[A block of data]
============

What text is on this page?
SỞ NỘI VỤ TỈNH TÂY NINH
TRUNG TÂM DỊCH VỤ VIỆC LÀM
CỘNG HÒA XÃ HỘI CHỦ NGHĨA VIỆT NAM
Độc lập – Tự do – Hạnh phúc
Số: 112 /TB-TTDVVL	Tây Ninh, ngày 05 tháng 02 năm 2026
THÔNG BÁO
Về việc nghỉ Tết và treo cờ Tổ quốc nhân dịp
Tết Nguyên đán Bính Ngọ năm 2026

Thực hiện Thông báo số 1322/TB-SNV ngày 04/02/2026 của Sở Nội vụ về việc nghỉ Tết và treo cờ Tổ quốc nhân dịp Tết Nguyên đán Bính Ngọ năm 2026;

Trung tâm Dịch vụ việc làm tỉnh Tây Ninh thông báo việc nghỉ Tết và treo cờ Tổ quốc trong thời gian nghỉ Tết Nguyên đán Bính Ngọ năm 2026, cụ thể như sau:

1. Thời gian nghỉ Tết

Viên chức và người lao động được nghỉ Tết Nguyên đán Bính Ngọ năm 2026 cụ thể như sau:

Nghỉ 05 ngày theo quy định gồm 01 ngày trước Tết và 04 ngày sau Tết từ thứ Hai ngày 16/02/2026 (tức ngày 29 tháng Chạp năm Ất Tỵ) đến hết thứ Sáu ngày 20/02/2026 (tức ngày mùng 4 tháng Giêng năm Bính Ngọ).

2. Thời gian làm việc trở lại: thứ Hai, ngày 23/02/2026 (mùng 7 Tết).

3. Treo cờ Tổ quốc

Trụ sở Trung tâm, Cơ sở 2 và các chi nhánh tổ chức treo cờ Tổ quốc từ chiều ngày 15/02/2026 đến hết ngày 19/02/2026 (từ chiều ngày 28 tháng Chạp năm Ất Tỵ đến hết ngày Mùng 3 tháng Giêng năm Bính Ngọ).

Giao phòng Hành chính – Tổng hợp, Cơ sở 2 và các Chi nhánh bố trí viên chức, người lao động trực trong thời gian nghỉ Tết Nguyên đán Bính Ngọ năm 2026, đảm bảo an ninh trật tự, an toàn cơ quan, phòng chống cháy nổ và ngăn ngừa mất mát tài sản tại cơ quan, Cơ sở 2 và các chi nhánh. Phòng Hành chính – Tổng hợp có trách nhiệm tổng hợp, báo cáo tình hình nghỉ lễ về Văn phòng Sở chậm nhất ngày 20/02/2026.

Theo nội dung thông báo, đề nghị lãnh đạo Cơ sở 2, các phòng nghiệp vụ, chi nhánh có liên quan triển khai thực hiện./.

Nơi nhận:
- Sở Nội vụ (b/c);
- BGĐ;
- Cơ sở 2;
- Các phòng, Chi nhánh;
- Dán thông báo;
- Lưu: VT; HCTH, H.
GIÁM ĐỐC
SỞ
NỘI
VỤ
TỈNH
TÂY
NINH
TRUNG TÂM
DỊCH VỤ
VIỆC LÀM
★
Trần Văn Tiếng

============

§ What you should do
Quote the data above in full, changing nothing.

§ Output below
What text is on this page?
SỞ NỘI VỤ TỈNH TÂY NINH
TRUNG TÂM DỊCH VỤ VIỆC LÀM
CỘNG HÒA XÃ HỘI CHỦ NGHĨA VIỆT NAM
Độc lập – Tự do – Hạnh phúc
Số: 112 /TB-TTDVVL	Tây Ninh, ngày 05 tháng 02 năm 2026
THÔNG BÁO
Về việc nghỉ Tết và treo cờ Tổ quốc nhân dịp
Tết Nguyên đán Bính Ngọ năm 2026

Thực hiện Thông báo số 1322/TB-SNV ngày 04/02/2026 của Sở Nội vụ về việc nghỉ Tết và treo cờ Tổ quốc nhân dịp Tết Nguyên đán Bính Ngọ năm 2026;

Trung tâm Dịch vụ việc làm tỉnh Tây Ninh thông báo việc nghỉ Tết và treo cờ Tổ quốc trong thời gian nghỉ Tết Nguyên đán Bính Ngọ năm 2026, cụ thể như sau:

1. Thời gian nghỉ Tết

Viên chức và người lao động được nghỉ Tết Nguyên đán Bính Ngọ năm 2026 cụ thể như sau:

Nghỉ 05 ngày theo quy định gồm 01 ngày trước Tết và 04 ngày sau Tết từ thứ Hai ngày 16/02/2026 (tức ngày 29 tháng Chạp năm Ất Tỵ) đến hết thứ Sáu ngày 20/02/2026 (tức ngày mùng 4 tháng Giêng năm Bính Ngọ).

2. Thời gian làm việc trở lại: thứ Hai, ngày 23/02/2026 (mùng 7 Tết).

3. Treo cờ Tổ quốc

Trụ sở Trung tâm, Cơ sở 2 và các chi nhánh tổ chức treo cờ Tổ quốc từ chiều ngày 15/02/2026 đến hết ngày 19/02/2026 (từ chiều ngày 28 tháng Chạp năm Ất Tỵ đến hết ngày Mùng 3 tháng Giêng năm Bính Ngọ).

Giao phòng Hành chính – Tổng hợp, Cơ sở 2 và các Chi nhánh bố trí viên chức, người lao động trực trong thời gian nghỉ Tết Nguyên đán Bính Ngọ năm 2026, đảm bảo an ninh trật tự, an toàn cơ quan, phòng chống cháy nổ và ngăn ngừa mất mát tài sản tại cơ quan, Cơ sở 2 và các chi nhánh. Phòng Hành chính – Tổng hợp có trách nhiệm tổng hợp, báo cáo tình hình nghỉ lễ về Văn phòng Sở chậm nhất ngày 20/02/2026.

Theo nội dung thông báo, đề nghị lãnh đạo Cơ sở 2, các phòng nghiệp vụ, chi nhánh có liên quan triển khai thực hiện./.

Nơi nhận:
- Sở Nội vụ (b/c);
- BGĐ;
- Cơ sở 2;
- Các phòng, Chi nhánh;
- Dán thông báo;
- Lưu: VT; HCTH, H.
GIÁM ĐỐC
SỞ
NỘI
VỤ
TỈNH
TÂY
NINH
TRUNG TÂM
DỊCH VỤ
VIỆC LÀM
★
Trần Văn Tiếng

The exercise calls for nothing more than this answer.